**** DATA EXTRACT ****

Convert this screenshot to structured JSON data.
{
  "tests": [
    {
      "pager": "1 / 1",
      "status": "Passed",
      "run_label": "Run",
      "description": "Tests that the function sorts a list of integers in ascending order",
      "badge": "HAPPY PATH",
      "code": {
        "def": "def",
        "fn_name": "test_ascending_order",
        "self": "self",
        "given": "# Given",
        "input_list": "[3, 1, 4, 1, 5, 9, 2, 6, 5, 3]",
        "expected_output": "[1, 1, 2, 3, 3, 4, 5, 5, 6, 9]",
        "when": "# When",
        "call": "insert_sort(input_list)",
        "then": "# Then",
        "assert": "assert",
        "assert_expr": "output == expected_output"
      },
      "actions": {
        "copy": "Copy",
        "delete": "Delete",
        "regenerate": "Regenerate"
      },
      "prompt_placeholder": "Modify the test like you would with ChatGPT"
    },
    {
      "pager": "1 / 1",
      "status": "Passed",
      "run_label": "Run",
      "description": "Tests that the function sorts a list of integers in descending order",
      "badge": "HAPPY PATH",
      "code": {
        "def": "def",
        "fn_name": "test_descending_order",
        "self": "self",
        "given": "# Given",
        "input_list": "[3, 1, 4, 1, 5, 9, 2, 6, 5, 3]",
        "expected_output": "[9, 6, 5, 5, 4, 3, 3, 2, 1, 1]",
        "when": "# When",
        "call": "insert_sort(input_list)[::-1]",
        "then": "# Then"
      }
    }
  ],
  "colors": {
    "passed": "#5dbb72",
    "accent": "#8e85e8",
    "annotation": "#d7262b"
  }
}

****

● PROBLEM TO WORK ON
Reproduce each line from the records that contains the word "function".

● REPLY TO THE TASK
      "description": "Tests that the function sorts a list of integers in ascending order",
      "description": "Tests that the function sorts a list of integers in descending order",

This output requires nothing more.